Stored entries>
__________________________________________________

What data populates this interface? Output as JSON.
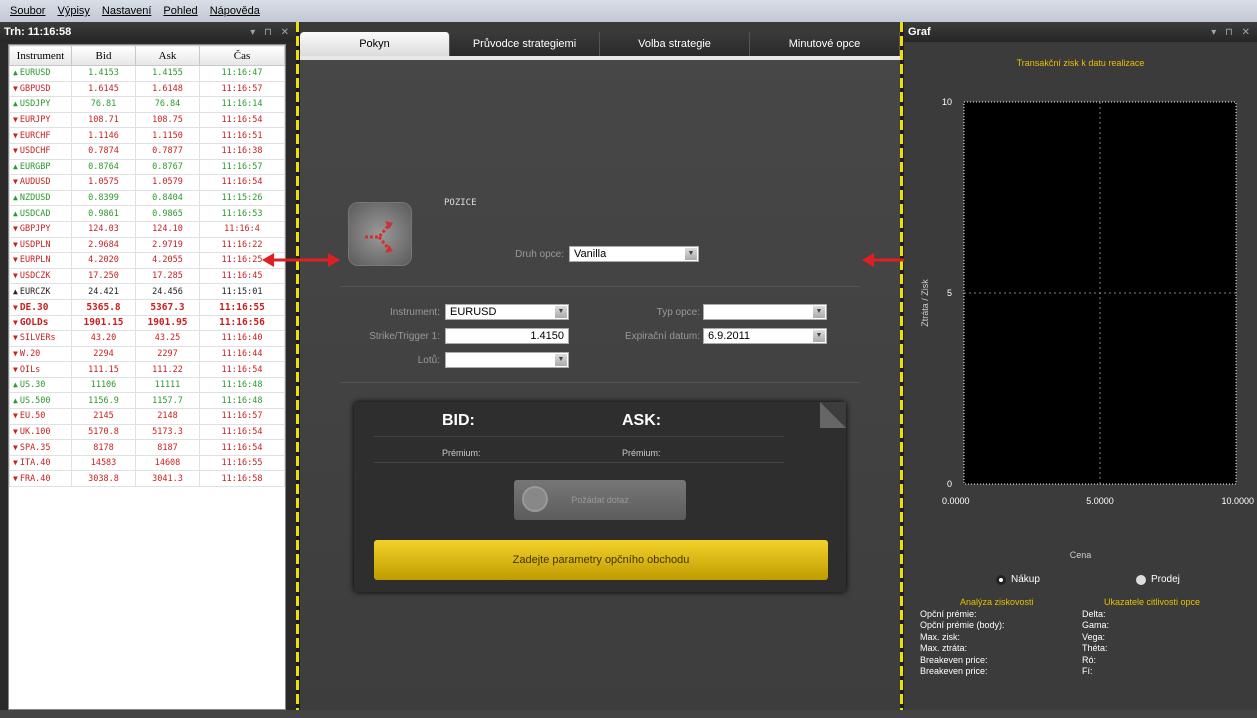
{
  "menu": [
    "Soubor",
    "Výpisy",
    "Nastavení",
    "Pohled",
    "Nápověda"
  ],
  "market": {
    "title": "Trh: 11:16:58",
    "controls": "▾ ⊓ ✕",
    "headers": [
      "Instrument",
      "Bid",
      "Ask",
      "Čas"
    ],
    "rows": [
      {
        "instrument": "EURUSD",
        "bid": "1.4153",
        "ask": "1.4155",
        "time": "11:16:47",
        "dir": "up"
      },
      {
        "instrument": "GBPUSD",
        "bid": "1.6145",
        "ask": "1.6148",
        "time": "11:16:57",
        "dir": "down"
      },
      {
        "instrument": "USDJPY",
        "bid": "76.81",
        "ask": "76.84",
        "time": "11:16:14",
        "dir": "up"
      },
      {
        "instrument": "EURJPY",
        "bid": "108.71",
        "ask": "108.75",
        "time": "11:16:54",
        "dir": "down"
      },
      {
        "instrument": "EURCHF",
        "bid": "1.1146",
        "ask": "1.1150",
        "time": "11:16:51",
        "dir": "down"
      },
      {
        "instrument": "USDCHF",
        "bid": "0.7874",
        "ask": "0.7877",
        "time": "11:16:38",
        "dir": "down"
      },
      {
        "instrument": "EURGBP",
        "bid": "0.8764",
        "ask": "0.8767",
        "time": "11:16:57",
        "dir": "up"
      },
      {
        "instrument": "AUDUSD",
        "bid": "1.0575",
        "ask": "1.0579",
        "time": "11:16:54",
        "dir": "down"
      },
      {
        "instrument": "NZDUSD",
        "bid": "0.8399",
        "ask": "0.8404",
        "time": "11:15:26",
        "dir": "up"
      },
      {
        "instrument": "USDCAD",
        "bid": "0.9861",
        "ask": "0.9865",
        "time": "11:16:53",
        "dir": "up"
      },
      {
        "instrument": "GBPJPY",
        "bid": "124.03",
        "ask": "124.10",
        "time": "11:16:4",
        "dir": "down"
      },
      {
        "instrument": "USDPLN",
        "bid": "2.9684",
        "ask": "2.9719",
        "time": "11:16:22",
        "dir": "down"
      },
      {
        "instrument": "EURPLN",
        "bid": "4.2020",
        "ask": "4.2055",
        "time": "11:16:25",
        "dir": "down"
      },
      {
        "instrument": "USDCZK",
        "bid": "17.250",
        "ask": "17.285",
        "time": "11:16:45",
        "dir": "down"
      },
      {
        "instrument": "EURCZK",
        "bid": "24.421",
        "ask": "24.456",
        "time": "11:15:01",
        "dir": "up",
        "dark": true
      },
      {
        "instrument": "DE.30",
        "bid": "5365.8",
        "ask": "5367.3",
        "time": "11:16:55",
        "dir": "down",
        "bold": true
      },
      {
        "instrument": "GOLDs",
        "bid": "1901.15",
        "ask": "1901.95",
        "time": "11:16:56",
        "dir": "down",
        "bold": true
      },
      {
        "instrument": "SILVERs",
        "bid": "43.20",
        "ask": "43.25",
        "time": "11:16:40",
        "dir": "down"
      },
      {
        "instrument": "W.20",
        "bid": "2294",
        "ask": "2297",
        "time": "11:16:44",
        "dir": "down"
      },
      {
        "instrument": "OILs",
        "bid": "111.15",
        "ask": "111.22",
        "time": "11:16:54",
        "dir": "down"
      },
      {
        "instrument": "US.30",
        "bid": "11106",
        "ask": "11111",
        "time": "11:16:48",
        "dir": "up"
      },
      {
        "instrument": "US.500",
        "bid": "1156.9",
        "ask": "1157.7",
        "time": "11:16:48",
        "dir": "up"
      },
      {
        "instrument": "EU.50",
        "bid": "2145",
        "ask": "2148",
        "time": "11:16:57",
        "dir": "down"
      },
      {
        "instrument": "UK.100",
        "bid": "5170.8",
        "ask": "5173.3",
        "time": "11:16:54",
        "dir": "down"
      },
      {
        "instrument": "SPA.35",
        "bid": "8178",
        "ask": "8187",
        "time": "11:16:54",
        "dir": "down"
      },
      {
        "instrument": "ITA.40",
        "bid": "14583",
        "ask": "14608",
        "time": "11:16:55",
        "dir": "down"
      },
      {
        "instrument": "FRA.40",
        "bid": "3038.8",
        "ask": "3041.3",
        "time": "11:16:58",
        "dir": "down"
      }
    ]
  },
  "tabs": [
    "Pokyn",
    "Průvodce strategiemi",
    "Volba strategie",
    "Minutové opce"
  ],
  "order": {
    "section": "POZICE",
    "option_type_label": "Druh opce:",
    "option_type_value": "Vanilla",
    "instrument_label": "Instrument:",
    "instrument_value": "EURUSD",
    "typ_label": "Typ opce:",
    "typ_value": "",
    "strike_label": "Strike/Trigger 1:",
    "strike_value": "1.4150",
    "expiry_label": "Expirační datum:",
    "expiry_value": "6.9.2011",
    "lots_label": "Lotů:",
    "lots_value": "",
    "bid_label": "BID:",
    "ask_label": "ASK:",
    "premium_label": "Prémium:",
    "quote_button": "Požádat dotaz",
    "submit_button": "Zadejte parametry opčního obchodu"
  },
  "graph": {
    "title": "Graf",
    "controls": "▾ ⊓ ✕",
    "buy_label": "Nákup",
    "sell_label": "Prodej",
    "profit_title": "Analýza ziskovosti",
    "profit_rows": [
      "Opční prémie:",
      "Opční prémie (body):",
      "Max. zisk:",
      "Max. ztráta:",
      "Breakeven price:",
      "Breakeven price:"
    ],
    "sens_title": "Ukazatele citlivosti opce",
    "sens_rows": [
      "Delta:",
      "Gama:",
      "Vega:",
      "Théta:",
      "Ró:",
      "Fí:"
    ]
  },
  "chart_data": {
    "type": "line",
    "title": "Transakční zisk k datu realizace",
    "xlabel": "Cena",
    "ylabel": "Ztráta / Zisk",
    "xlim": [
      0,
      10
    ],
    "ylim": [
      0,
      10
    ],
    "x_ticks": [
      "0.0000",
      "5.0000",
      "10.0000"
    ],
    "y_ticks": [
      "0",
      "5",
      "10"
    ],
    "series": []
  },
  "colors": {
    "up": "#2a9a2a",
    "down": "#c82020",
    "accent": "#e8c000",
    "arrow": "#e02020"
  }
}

__________________________________________________

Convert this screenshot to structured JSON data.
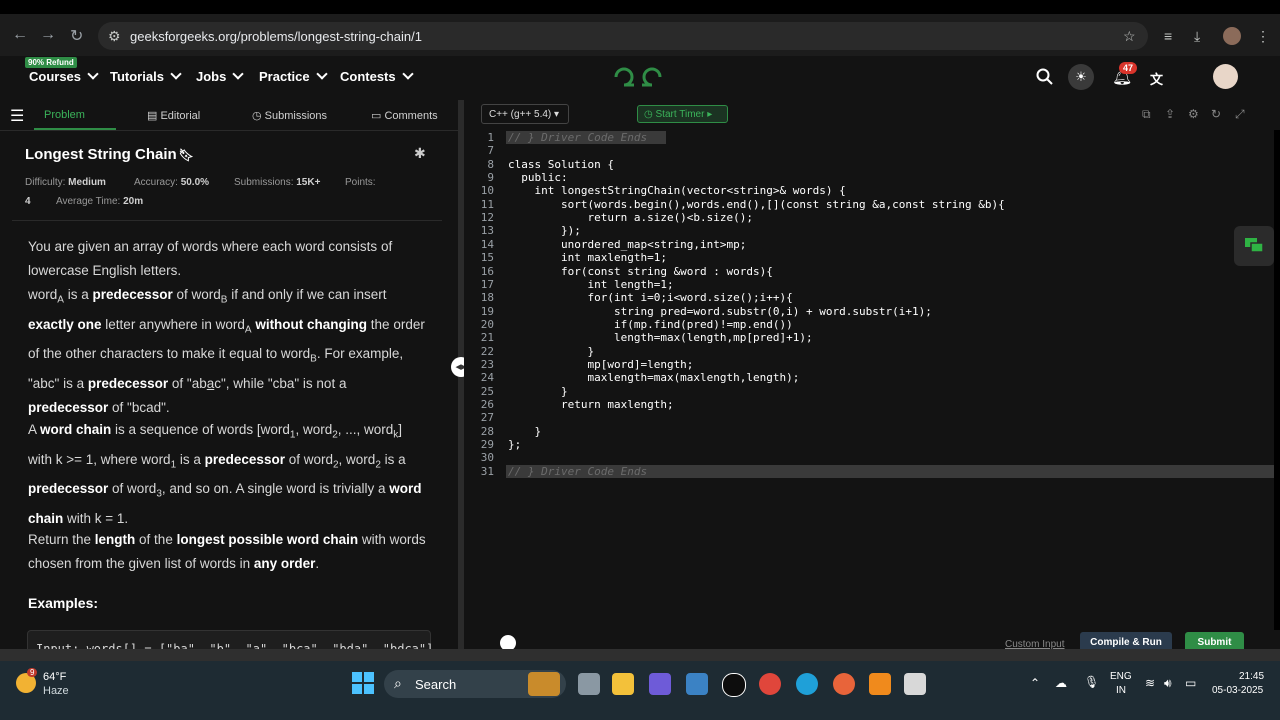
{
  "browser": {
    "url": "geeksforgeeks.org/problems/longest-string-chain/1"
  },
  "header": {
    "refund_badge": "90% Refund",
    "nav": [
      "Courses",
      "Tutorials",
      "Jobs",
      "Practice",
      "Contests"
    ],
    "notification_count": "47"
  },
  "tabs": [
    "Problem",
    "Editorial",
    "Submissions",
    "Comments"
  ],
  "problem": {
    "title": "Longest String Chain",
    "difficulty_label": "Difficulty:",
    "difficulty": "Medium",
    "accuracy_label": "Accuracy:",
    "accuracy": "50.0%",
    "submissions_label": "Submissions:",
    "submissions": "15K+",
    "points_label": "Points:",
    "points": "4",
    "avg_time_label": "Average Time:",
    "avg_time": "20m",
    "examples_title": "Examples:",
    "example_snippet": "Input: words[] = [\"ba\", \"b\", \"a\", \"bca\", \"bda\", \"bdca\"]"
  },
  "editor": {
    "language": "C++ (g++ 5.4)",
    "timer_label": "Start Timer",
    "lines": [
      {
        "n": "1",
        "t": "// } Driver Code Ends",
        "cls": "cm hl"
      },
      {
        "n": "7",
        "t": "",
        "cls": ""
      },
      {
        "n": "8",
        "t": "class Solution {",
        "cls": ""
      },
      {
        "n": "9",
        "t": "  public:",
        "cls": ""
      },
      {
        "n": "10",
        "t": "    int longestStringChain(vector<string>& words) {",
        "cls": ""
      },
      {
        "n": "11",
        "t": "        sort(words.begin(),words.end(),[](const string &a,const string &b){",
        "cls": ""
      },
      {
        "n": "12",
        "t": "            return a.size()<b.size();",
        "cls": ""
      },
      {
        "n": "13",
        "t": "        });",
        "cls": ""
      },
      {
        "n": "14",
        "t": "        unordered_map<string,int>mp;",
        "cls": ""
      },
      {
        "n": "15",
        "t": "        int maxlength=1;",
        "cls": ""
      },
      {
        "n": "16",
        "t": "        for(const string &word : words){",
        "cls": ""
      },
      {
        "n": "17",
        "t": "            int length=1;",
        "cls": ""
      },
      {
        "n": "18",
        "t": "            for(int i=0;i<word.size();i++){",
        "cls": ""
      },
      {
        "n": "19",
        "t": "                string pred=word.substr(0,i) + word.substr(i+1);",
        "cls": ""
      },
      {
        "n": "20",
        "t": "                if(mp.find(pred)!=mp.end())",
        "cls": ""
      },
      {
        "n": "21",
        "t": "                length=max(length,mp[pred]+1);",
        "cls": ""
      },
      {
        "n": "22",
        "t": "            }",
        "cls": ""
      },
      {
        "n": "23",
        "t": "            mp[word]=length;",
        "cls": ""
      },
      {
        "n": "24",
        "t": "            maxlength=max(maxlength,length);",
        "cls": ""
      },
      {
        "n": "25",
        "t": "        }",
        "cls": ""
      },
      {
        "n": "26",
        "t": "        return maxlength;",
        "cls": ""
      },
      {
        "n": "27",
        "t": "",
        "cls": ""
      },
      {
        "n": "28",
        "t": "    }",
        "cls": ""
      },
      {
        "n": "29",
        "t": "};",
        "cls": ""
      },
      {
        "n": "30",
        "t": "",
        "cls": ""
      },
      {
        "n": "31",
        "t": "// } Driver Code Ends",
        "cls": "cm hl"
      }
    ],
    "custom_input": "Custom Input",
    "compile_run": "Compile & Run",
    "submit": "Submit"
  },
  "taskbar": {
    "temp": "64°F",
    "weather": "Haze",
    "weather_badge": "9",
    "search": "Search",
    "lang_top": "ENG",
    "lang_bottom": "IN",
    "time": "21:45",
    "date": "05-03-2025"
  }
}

__________________________________________________

Look over the material above and show each line where "size" appears.

        "t": "            return a.size()<b.size();",
        "t": "            for(int i=0;i<word.size();i++){",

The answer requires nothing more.